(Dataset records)
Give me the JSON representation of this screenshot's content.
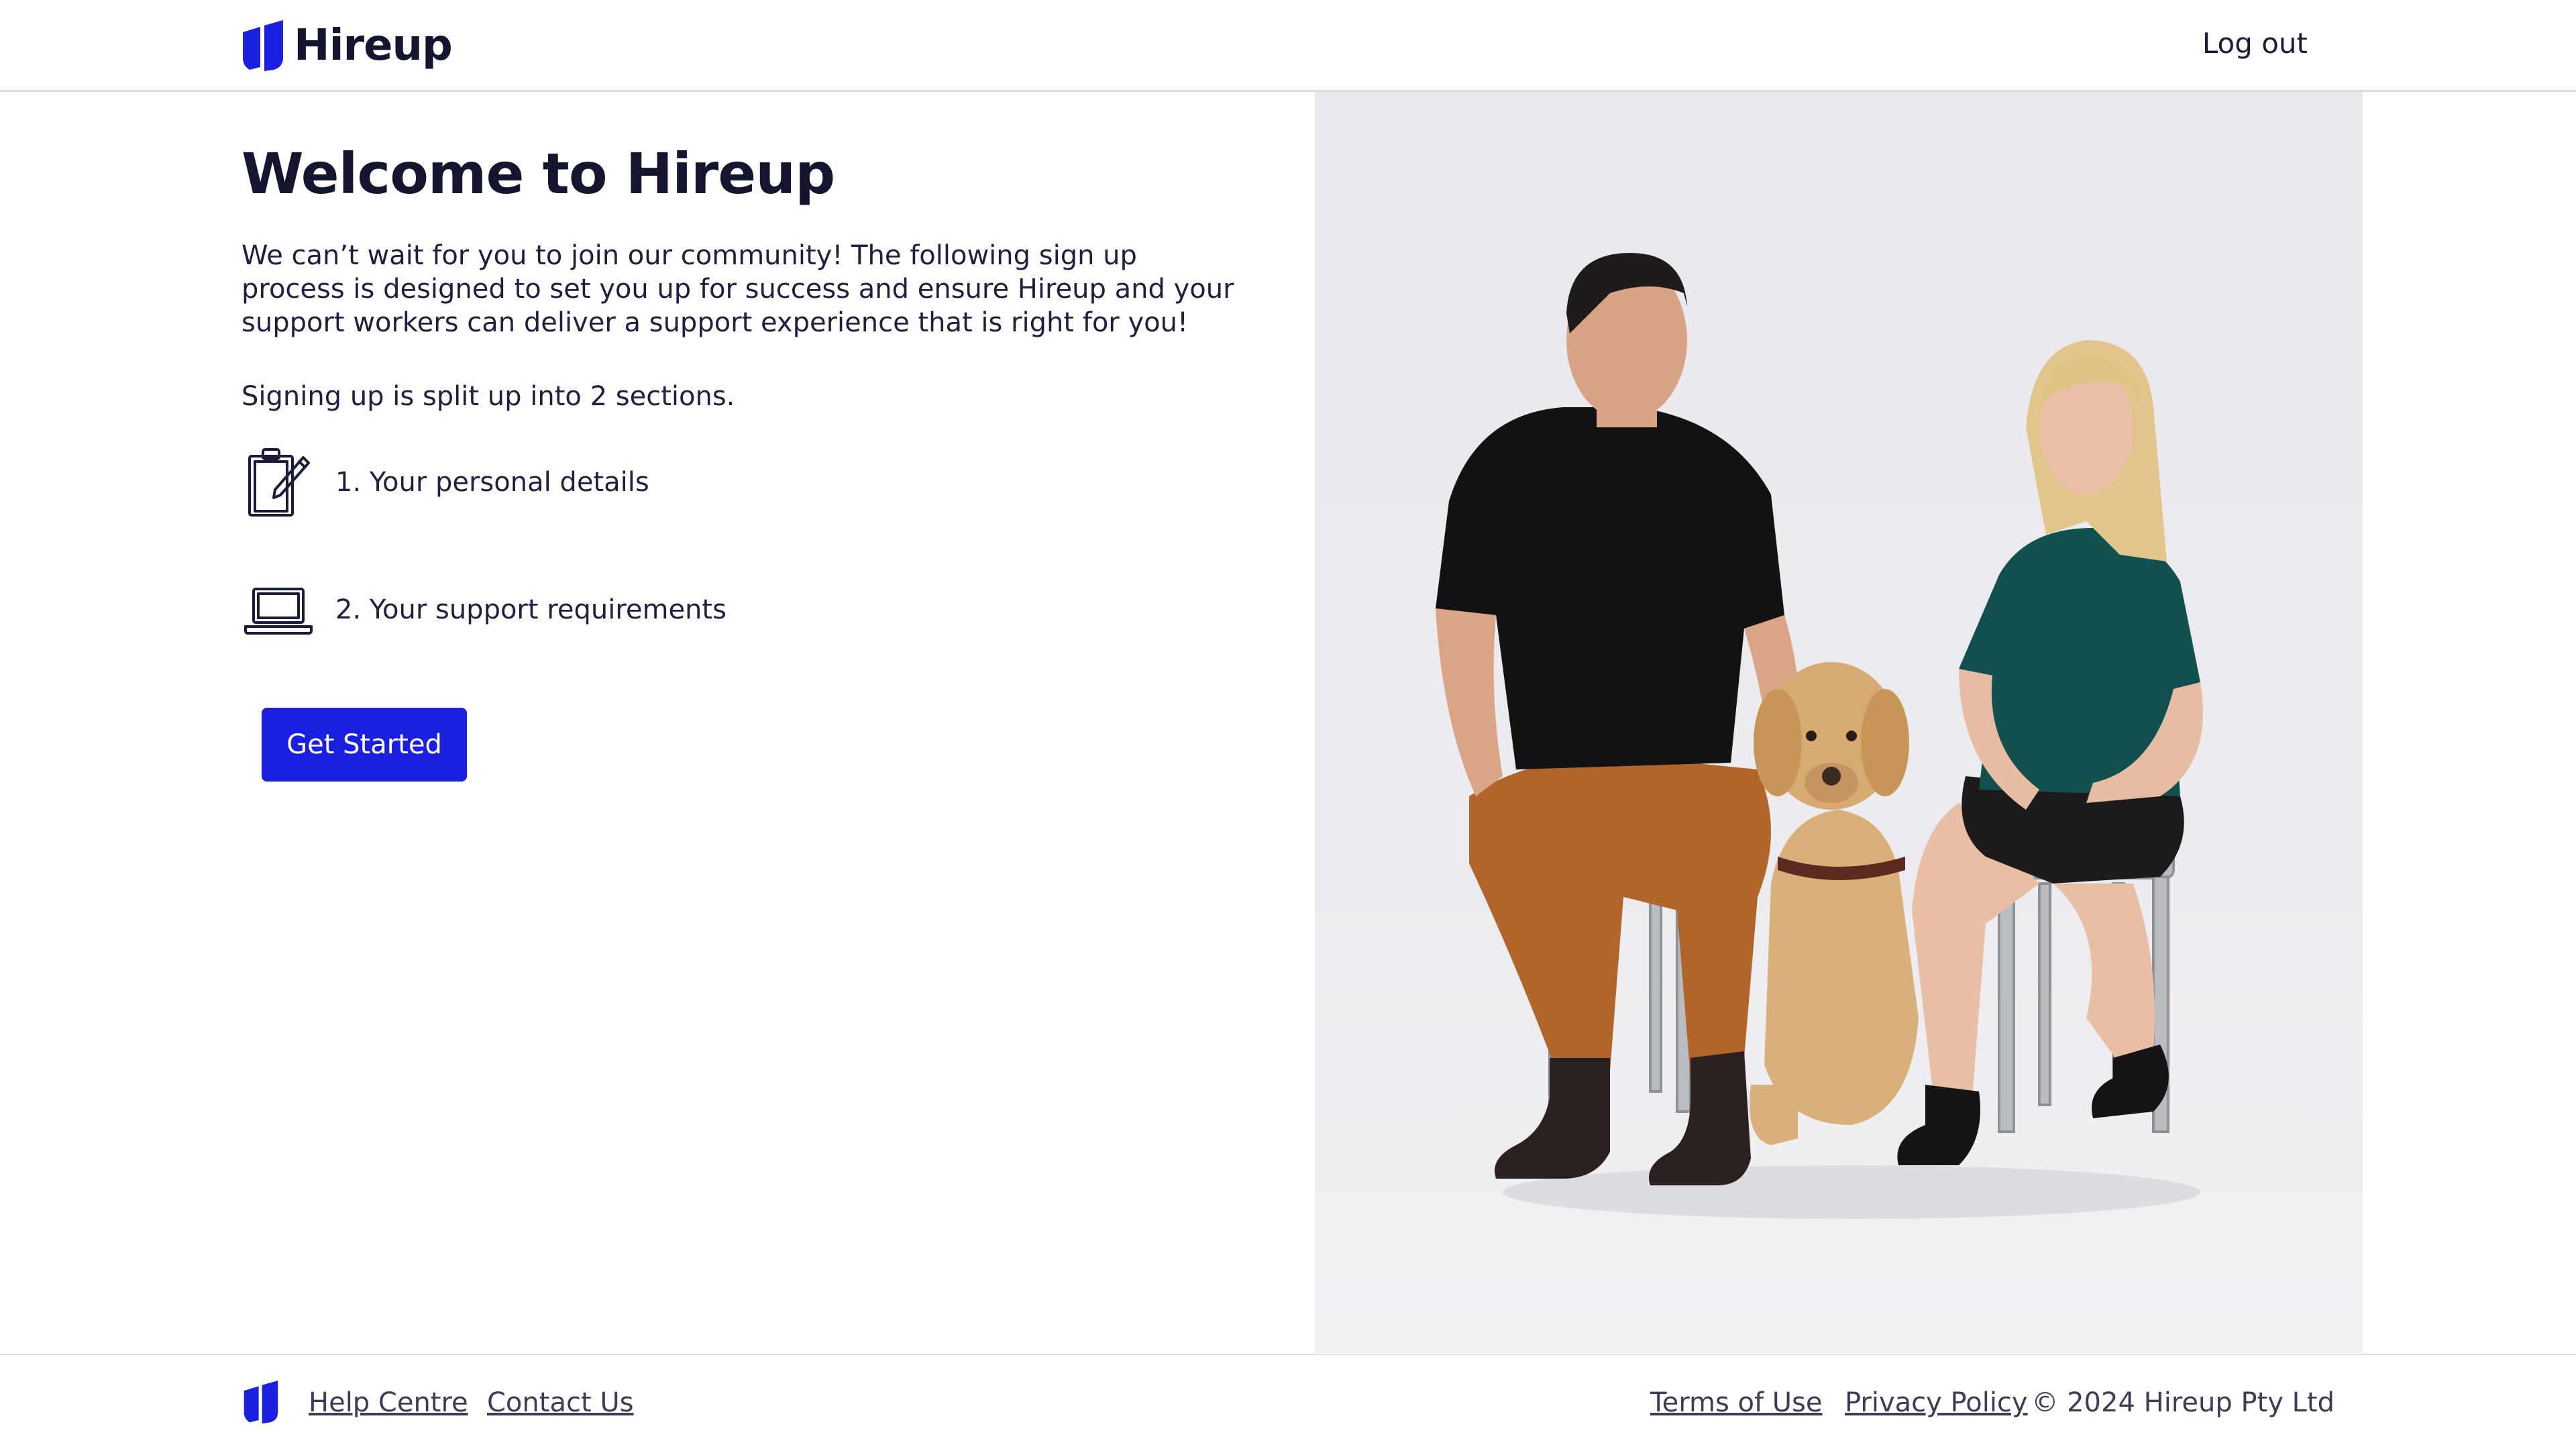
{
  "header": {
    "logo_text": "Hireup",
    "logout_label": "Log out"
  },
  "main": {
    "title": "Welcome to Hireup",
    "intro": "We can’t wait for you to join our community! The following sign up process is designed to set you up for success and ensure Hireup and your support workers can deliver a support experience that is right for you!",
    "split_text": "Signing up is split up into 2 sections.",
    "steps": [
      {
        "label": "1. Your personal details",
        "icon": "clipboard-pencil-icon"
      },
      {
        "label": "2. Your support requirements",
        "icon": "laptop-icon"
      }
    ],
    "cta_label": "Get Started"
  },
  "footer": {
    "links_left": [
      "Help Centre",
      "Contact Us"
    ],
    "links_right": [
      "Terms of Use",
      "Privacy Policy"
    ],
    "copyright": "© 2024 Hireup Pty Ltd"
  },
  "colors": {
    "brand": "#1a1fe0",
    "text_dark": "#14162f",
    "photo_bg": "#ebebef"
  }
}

Written instruction:
In the records above, how many lines include the string "icon"? Answer with only the number.

Response below:
2